----- INPUT DATA

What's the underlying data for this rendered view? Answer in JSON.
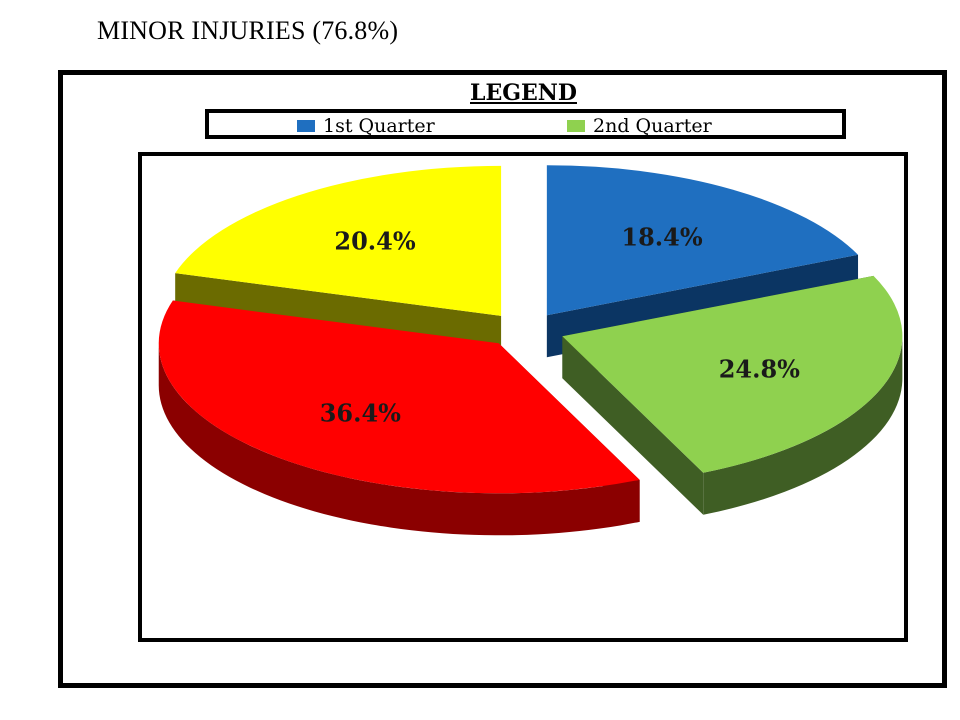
{
  "page": {
    "title": "MINOR INJURIES (76.8%)"
  },
  "legend": {
    "title": "LEGEND",
    "items": [
      {
        "label": "1st Quarter",
        "color": "#1f6fc0"
      },
      {
        "label": "2nd Quarter",
        "color": "#8fd14f"
      }
    ]
  },
  "chart_data": {
    "type": "pie",
    "title": "MINOR INJURIES (76.8%)",
    "style": "3d-exploded",
    "slices": [
      {
        "label": "18.4%",
        "value": 18.4,
        "color": "#1f6fc0",
        "side": "#0b3563"
      },
      {
        "label": "24.8%",
        "value": 24.8,
        "color": "#8fd14f",
        "side": "#3f5e24"
      },
      {
        "label": "36.4%",
        "value": 36.4,
        "color": "#ff0000",
        "side": "#8b0000"
      },
      {
        "label": "20.4%",
        "value": 20.4,
        "color": "#ffff00",
        "side": "#6b6b00"
      }
    ],
    "legend_position": "top"
  }
}
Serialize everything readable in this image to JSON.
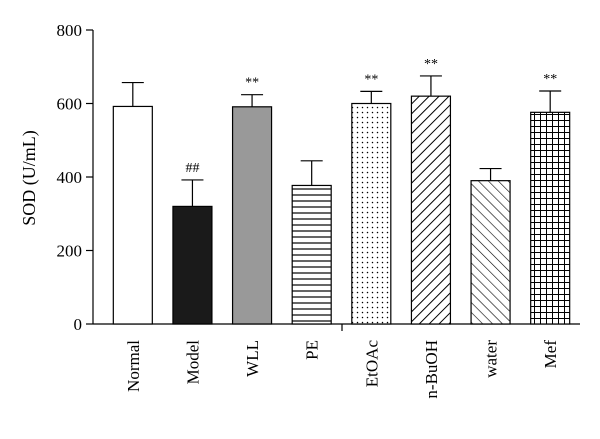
{
  "chart_data": {
    "type": "bar",
    "title": "",
    "xlabel": "",
    "ylabel": "SOD (U/mL)",
    "ylim": [
      0,
      800
    ],
    "yticks": [
      0,
      200,
      400,
      600,
      800
    ],
    "grid": false,
    "legend": "none",
    "categories": [
      "Normal",
      "Model",
      "WLL",
      "PE",
      "EtOAc",
      "n-BuOH",
      "water",
      "Mef"
    ],
    "values": [
      592,
      320,
      591,
      377,
      600,
      620,
      390,
      576
    ],
    "errors": [
      65,
      72,
      33,
      67,
      33,
      55,
      33,
      58
    ],
    "annotations": [
      "",
      "##",
      "**",
      "",
      "**",
      "**",
      "",
      "**"
    ],
    "fills": [
      "white",
      "black",
      "gray",
      "horizontal-lines",
      "dots",
      "diagonal-lines-right",
      "diagonal-lines-left",
      "grid"
    ],
    "colors": {
      "black_fill": "#1a1a1a",
      "gray_fill": "#999999",
      "axis": "#000000"
    }
  }
}
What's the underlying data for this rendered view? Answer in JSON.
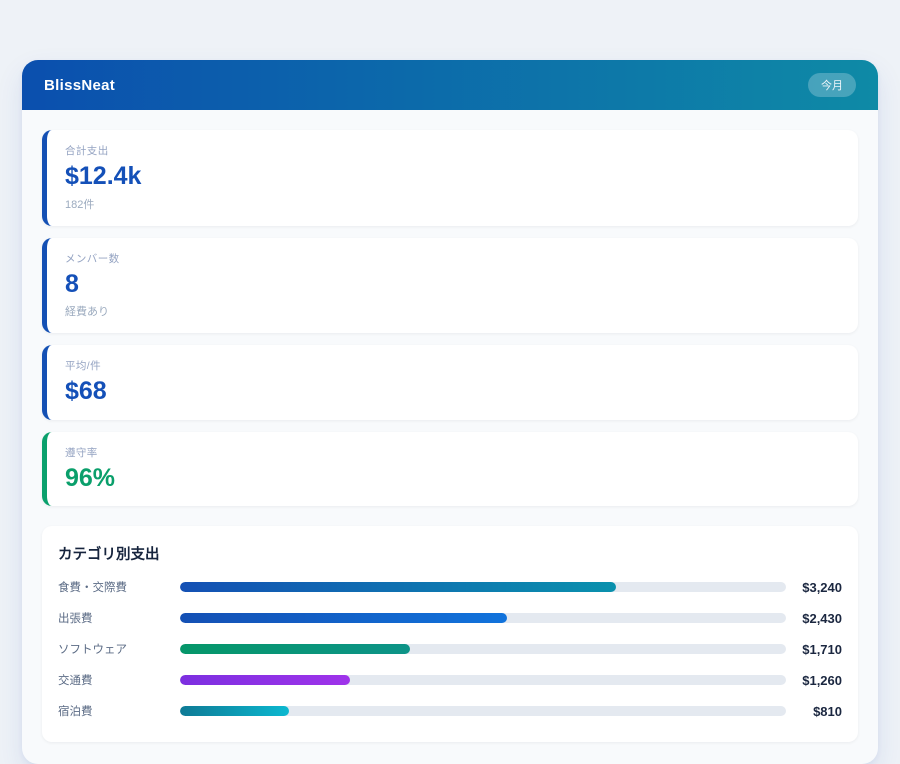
{
  "header": {
    "app_name": "BlissNeat",
    "period_badge": "今月"
  },
  "colors": {
    "header_gradient_start": "#0b4fae",
    "header_gradient_end": "#0e8aa6",
    "accent_blue": "#1450b4",
    "accent_green": "#0aa06c",
    "value_blue": "#1450b8",
    "value_green": "#0a9f6b"
  },
  "stats": [
    {
      "label": "合計支出",
      "value": "$12.4k",
      "sub": "182件",
      "accent": "blue"
    },
    {
      "label": "メンバー数",
      "value": "8",
      "sub": "経費あり",
      "accent": "blue"
    },
    {
      "label": "平均/件",
      "value": "$68",
      "sub": "",
      "accent": "blue"
    },
    {
      "label": "遵守率",
      "value": "96%",
      "sub": "",
      "accent": "green"
    }
  ],
  "category_section": {
    "title": "カテゴリ別支出",
    "max_scale": 4500,
    "rows": [
      {
        "label": "食費・交際費",
        "amount": "$3,240",
        "value": 3240,
        "percent": 72,
        "color_start": "#1450b4",
        "color_end": "#0a91ad"
      },
      {
        "label": "出張費",
        "amount": "$2,430",
        "value": 2430,
        "percent": 54,
        "color_start": "#1450b4",
        "color_end": "#1173dc"
      },
      {
        "label": "ソフトウェア",
        "amount": "$1,710",
        "value": 1710,
        "percent": 38,
        "color_start": "#059669",
        "color_end": "#0d9488"
      },
      {
        "label": "交通費",
        "amount": "$1,260",
        "value": 1260,
        "percent": 28,
        "color_start": "#7c2fe0",
        "color_end": "#9f33ea"
      },
      {
        "label": "宿泊費",
        "amount": "$810",
        "value": 810,
        "percent": 18,
        "color_start": "#0e7a95",
        "color_end": "#0cb8d0"
      }
    ]
  }
}
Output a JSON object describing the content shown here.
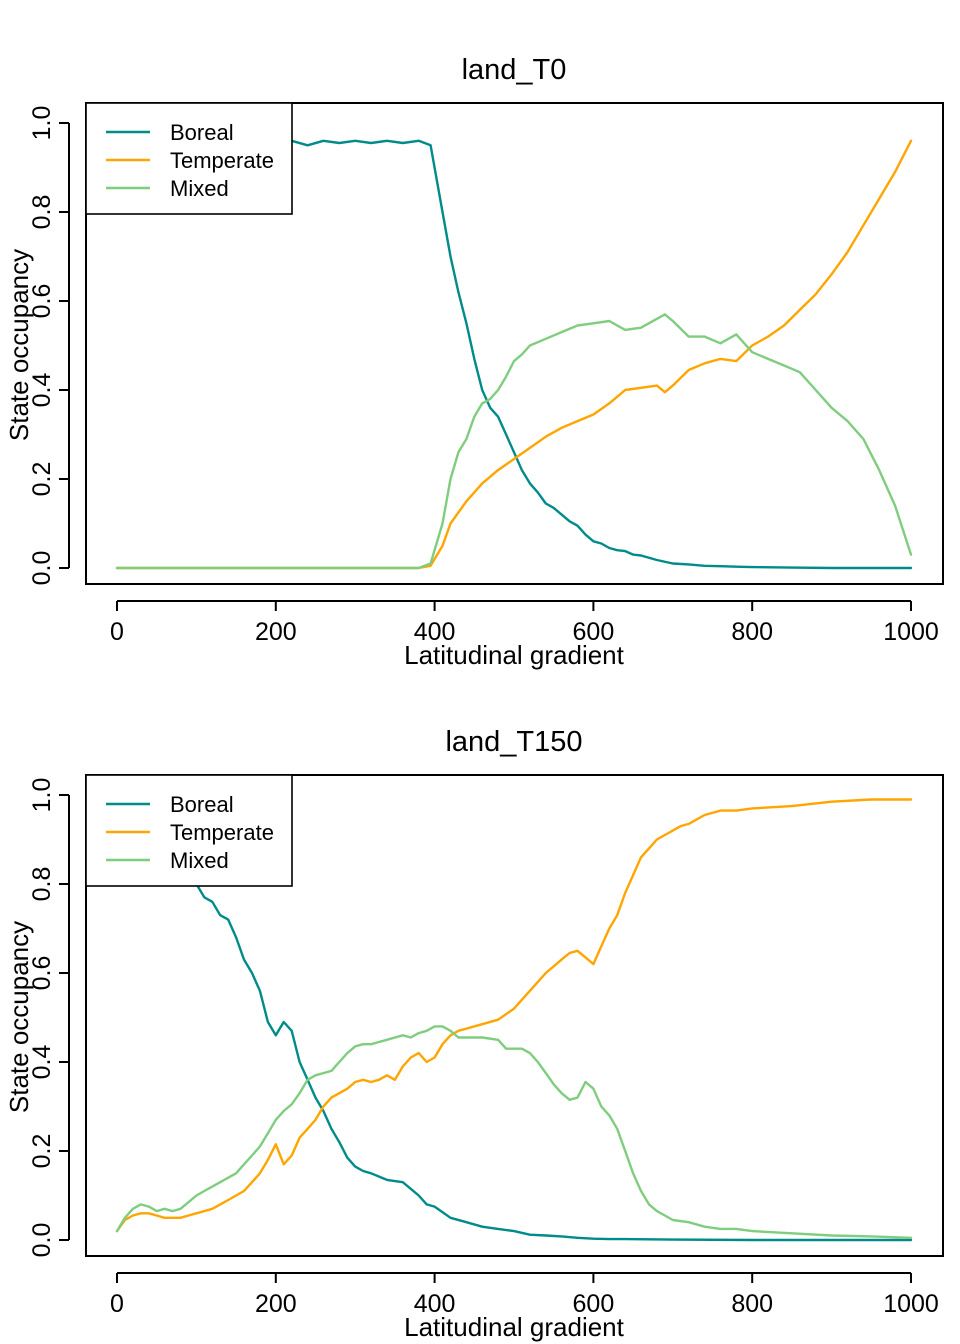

----------

Every line should be retyped exactly, with the pictures omitted.

» **OUTPUT**
What's the underlying data for this rendered view? Answer in JSON.
{
  "page": {
    "title": "MINOR INJURIES (76.8%)"
  },
  "legend": {
    "title": "LEGEND",
    "items": [
      {
        "label": "1st Quarter",
        "color": "#1f6fc0"
      },
      {
        "label": "2nd Quarter",
        "color": "#8fd14f"
      }
    ]
  },
  "chart_data": {
    "type": "pie",
    "title": "MINOR INJURIES (76.8%)",
    "style": "3d-exploded",
    "slices": [
      {
        "label": "18.4%",
        "value": 18.4,
        "color": "#1f6fc0",
        "side": "#0b3563"
      },
      {
        "label": "24.8%",
        "value": 24.8,
        "color": "#8fd14f",
        "side": "#3f5e24"
      },
      {
        "label": "36.4%",
        "value": 36.4,
        "color": "#ff0000",
        "side": "#8b0000"
      },
      {
        "label": "20.4%",
        "value": 20.4,
        "color": "#ffff00",
        "side": "#6b6b00"
      }
    ],
    "legend_position": "top"
  }
}
Serialize everything readable in this image to JSON.
{
  "chart_data": {
    "type": "bar",
    "title": "",
    "xlabel": "",
    "ylabel": "SOD (U/mL)",
    "ylim": [
      0,
      800
    ],
    "yticks": [
      0,
      200,
      400,
      600,
      800
    ],
    "grid": false,
    "legend": "none",
    "categories": [
      "Normal",
      "Model",
      "WLL",
      "PE",
      "EtOAc",
      "n-BuOH",
      "water",
      "Mef"
    ],
    "values": [
      592,
      320,
      591,
      377,
      600,
      620,
      390,
      576
    ],
    "errors": [
      65,
      72,
      33,
      67,
      33,
      55,
      33,
      58
    ],
    "annotations": [
      "",
      "##",
      "**",
      "",
      "**",
      "**",
      "",
      "**"
    ],
    "fills": [
      "white",
      "black",
      "gray",
      "horizontal-lines",
      "dots",
      "diagonal-lines-right",
      "diagonal-lines-left",
      "grid"
    ],
    "colors": {
      "black_fill": "#1a1a1a",
      "gray_fill": "#999999",
      "axis": "#000000"
    }
  }
}
What's the underlying data for this rendered view? Answer in JSON.
{
  "header": {
    "app_name": "BlissNeat",
    "period_badge": "今月"
  },
  "colors": {
    "header_gradient_start": "#0b4fae",
    "header_gradient_end": "#0e8aa6",
    "accent_blue": "#1450b4",
    "accent_green": "#0aa06c",
    "value_blue": "#1450b8",
    "value_green": "#0a9f6b"
  },
  "stats": [
    {
      "label": "合計支出",
      "value": "$12.4k",
      "sub": "182件",
      "accent": "blue"
    },
    {
      "label": "メンバー数",
      "value": "8",
      "sub": "経費あり",
      "accent": "blue"
    },
    {
      "label": "平均/件",
      "value": "$68",
      "sub": "",
      "accent": "blue"
    },
    {
      "label": "遵守率",
      "value": "96%",
      "sub": "",
      "accent": "green"
    }
  ],
  "category_section": {
    "title": "カテゴリ別支出",
    "max_scale": 4500,
    "rows": [
      {
        "label": "食費・交際費",
        "amount": "$3,240",
        "value": 3240,
        "percent": 72,
        "color_start": "#1450b4",
        "color_end": "#0a91ad"
      },
      {
        "label": "出張費",
        "amount": "$2,430",
        "value": 2430,
        "percent": 54,
        "color_start": "#1450b4",
        "color_end": "#1173dc"
      },
      {
        "label": "ソフトウェア",
        "amount": "$1,710",
        "value": 1710,
        "percent": 38,
        "color_start": "#059669",
        "color_end": "#0d9488"
      },
      {
        "label": "交通費",
        "amount": "$1,260",
        "value": 1260,
        "percent": 28,
        "color_start": "#7c2fe0",
        "color_end": "#9f33ea"
      },
      {
        "label": "宿泊費",
        "amount": "$810",
        "value": 810,
        "percent": 18,
        "color_start": "#0e7a95",
        "color_end": "#0cb8d0"
      }
    ]
  }
}
Output a JSON object describing the content shown here.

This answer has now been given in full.